**Information provided:**
━━━

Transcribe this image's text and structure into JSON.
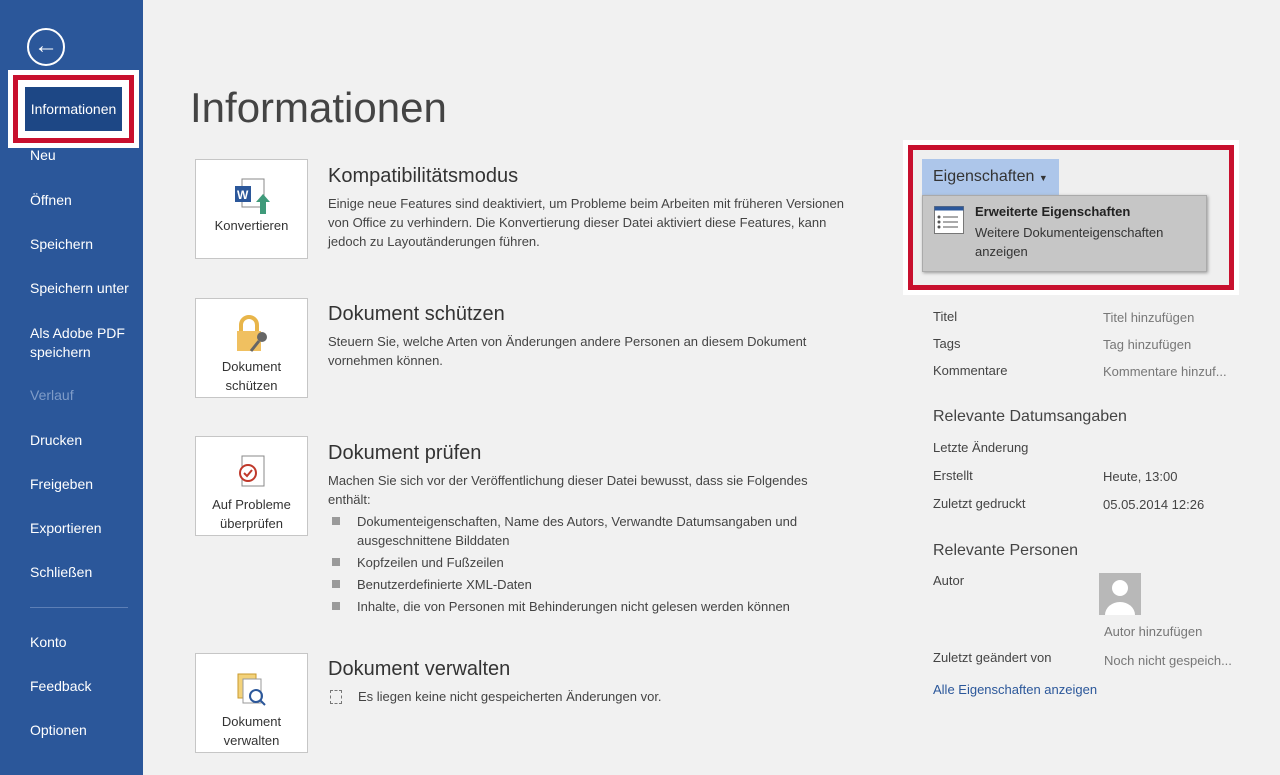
{
  "sidebar": {
    "back_icon": "arrow-left-circle-icon",
    "selected": "Informationen",
    "items": [
      {
        "label": "Neu"
      },
      {
        "label": "Öffnen"
      },
      {
        "label": "Speichern"
      },
      {
        "label": "Speichern unter"
      },
      {
        "label": "Als Adobe PDF speichern"
      },
      {
        "label": "Verlauf",
        "disabled": true
      },
      {
        "label": "Drucken"
      },
      {
        "label": "Freigeben"
      },
      {
        "label": "Exportieren"
      },
      {
        "label": "Schließen"
      },
      {
        "label": "Konto"
      },
      {
        "label": "Feedback"
      },
      {
        "label": "Optionen"
      }
    ]
  },
  "main": {
    "title": "Informationen",
    "sections": [
      {
        "button": "Konvertieren",
        "icon": "word-convert-icon",
        "heading": "Kompatibilitätsmodus",
        "text": "Einige neue Features sind deaktiviert, um Probleme beim Arbeiten mit früheren Versionen von Office zu verhindern. Die Konvertierung dieser Datei aktiviert diese Features, kann jedoch zu Layoutänderungen führen."
      },
      {
        "button": "Dokument schützen",
        "icon": "lock-key-icon",
        "heading": "Dokument schützen",
        "text": "Steuern Sie, welche Arten von Änderungen andere Personen an diesem Dokument vornehmen können."
      },
      {
        "button": "Auf Probleme überprüfen",
        "icon": "inspect-document-icon",
        "heading": "Dokument prüfen",
        "text": "Machen Sie sich vor der Veröffentlichung dieser Datei bewusst, dass sie Folgendes enthält:",
        "bullets": [
          "Dokumenteigenschaften, Name des Autors, Verwandte Datumsangaben und ausgeschnittene Bilddaten",
          "Kopfzeilen und Fußzeilen",
          "Benutzerdefinierte XML-Daten",
          "Inhalte, die von Personen mit Behinderungen nicht gelesen werden können"
        ]
      },
      {
        "button": "Dokument verwalten",
        "icon": "manage-document-icon",
        "heading": "Dokument verwalten",
        "text": "Es liegen keine nicht gespeicherten Änderungen vor."
      }
    ]
  },
  "properties": {
    "button": "Eigenschaften",
    "menu": {
      "title": "Erweiterte Eigenschaften",
      "desc": "Weitere Dokumenteigenschaften anzeigen"
    },
    "rows": [
      {
        "label": "Titel",
        "value": "Titel hinzufügen"
      },
      {
        "label": "Tags",
        "value": "Tag hinzufügen"
      },
      {
        "label": "Kommentare",
        "value": "Kommentare hinzuf..."
      }
    ],
    "dates_heading": "Relevante Datumsangaben",
    "dates": [
      {
        "label": "Letzte Änderung",
        "value": ""
      },
      {
        "label": "Erstellt",
        "value": "Heute, 13:00"
      },
      {
        "label": "Zuletzt gedruckt",
        "value": "05.05.2014 12:26"
      }
    ],
    "people_heading": "Relevante Personen",
    "author_label": "Autor",
    "add_author": "Autor hinzufügen",
    "modified_by_label": "Zuletzt geändert von",
    "modified_by_value": "Noch nicht gespeich...",
    "all_link": "Alle Eigenschaften anzeigen"
  },
  "colors": {
    "sidebar": "#2b579a",
    "selected": "#1d4785",
    "highlight": "#c8102e",
    "link": "#2b579a"
  }
}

━━━

**Objective:** Exactly how many lines of the material contain the word "Dokumenteigenschaften"? Write the number alone.

**Expected answer:** 2